[PROBLEM DESCRIPTION] The records below are made of lines; count those holding the word "ffffff" and give the number only.
## begin
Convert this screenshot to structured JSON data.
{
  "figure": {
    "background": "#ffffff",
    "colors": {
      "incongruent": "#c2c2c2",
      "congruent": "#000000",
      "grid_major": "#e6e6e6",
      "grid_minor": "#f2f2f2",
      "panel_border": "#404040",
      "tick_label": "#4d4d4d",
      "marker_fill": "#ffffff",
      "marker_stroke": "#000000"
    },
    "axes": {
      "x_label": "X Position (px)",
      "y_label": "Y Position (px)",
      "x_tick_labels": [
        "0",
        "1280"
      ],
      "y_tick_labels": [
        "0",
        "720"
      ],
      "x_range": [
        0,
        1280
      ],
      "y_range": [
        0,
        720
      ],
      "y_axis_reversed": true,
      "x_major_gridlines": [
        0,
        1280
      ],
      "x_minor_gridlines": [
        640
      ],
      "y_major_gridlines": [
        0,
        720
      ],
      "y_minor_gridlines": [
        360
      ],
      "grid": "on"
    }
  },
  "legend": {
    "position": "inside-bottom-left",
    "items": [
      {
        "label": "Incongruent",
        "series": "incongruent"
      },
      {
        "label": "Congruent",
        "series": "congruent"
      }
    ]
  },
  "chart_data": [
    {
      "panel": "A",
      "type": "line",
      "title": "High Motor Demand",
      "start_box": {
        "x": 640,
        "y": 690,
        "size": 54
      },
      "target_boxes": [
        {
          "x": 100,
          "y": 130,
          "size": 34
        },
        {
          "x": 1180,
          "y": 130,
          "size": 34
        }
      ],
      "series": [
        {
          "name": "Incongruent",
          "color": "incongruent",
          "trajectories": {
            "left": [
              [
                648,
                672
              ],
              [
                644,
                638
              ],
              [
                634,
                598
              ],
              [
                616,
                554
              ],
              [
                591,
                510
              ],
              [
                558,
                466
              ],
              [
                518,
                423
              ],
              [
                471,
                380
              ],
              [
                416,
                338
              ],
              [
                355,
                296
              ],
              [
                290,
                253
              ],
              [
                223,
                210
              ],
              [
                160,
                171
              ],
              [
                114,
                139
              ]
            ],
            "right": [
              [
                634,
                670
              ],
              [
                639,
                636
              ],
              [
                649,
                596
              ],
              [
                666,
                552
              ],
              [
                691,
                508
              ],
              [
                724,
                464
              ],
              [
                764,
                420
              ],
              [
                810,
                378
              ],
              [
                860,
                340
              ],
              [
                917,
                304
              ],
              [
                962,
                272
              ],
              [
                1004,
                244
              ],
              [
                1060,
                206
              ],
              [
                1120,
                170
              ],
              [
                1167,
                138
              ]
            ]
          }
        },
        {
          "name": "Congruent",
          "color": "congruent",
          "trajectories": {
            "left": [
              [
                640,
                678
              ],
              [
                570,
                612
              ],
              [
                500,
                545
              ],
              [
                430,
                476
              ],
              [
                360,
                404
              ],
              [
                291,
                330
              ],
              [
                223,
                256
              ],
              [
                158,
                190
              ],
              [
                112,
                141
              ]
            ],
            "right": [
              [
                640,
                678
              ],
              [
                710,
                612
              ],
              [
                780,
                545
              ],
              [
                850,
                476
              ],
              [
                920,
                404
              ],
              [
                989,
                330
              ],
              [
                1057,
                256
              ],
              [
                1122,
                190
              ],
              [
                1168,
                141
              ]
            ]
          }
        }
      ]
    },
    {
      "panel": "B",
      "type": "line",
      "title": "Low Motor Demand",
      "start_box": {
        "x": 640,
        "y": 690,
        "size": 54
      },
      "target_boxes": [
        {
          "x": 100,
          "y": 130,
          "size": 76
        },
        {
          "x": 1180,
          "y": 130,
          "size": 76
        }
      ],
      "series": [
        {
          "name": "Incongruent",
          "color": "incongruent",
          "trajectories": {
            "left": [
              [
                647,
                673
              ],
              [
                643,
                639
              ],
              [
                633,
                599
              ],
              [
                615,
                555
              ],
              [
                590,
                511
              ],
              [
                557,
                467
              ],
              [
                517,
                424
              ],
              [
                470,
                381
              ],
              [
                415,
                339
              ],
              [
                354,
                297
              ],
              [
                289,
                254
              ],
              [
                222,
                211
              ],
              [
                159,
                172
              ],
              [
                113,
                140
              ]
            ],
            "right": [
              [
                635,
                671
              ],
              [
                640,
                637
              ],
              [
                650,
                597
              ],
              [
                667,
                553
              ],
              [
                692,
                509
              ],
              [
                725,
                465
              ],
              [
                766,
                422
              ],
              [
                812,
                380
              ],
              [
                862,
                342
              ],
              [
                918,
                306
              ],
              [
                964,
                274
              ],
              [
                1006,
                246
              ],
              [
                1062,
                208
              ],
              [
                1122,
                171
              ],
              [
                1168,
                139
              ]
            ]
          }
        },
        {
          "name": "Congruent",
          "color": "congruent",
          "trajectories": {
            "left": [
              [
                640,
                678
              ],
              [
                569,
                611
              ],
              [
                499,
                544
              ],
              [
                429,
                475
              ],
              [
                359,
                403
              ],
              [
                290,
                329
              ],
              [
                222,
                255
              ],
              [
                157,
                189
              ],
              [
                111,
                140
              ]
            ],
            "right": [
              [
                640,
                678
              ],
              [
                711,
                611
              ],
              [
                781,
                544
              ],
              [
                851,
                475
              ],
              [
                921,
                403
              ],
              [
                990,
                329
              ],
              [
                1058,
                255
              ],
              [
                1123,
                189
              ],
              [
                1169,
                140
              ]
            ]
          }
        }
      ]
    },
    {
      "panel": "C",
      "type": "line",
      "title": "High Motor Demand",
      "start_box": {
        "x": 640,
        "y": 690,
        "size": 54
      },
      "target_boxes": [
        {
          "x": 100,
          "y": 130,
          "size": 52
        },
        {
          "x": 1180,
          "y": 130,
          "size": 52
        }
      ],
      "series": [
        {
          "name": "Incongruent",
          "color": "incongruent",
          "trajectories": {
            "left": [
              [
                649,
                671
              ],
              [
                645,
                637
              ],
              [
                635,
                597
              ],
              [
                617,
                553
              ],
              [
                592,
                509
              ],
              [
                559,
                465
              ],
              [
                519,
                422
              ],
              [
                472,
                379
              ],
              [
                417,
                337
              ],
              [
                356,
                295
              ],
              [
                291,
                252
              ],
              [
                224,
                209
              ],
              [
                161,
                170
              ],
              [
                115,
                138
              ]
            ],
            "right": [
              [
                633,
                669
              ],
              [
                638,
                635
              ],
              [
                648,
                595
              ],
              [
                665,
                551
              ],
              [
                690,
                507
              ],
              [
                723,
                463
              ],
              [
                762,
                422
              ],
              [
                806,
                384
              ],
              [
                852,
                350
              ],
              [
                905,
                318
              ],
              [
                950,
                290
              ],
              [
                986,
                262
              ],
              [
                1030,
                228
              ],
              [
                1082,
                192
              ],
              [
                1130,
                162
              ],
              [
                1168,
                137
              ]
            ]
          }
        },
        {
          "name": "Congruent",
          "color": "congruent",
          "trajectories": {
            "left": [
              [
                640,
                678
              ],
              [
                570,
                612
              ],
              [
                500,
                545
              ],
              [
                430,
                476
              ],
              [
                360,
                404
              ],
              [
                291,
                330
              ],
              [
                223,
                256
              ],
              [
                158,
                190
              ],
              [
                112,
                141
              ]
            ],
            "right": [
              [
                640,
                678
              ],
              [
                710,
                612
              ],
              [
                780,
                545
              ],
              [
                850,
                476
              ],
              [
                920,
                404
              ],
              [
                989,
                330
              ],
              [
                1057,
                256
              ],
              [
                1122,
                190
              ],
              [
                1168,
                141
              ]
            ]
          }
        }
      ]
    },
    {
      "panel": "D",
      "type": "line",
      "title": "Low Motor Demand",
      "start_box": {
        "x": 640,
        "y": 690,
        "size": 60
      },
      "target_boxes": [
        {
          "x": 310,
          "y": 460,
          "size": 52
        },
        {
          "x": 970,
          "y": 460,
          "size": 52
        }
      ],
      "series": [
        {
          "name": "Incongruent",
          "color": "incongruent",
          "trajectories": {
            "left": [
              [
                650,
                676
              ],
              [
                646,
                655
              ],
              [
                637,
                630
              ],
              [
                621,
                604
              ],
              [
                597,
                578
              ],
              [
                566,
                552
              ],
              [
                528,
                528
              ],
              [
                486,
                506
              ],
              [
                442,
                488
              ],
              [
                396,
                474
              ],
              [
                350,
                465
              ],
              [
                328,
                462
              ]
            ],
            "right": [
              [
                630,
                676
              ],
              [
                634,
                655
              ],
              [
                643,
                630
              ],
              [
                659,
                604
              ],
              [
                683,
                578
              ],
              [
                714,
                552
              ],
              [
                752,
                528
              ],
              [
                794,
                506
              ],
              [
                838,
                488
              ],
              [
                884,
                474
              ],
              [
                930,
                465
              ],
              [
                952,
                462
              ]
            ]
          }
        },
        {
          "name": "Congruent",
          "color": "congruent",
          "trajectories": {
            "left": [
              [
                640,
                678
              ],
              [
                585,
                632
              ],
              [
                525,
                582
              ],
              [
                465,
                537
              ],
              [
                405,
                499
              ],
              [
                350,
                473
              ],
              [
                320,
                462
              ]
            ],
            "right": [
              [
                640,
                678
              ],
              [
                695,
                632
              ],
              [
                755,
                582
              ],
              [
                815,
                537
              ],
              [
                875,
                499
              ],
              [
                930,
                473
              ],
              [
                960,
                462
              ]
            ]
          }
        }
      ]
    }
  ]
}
## end
[FINAL RESULT] 2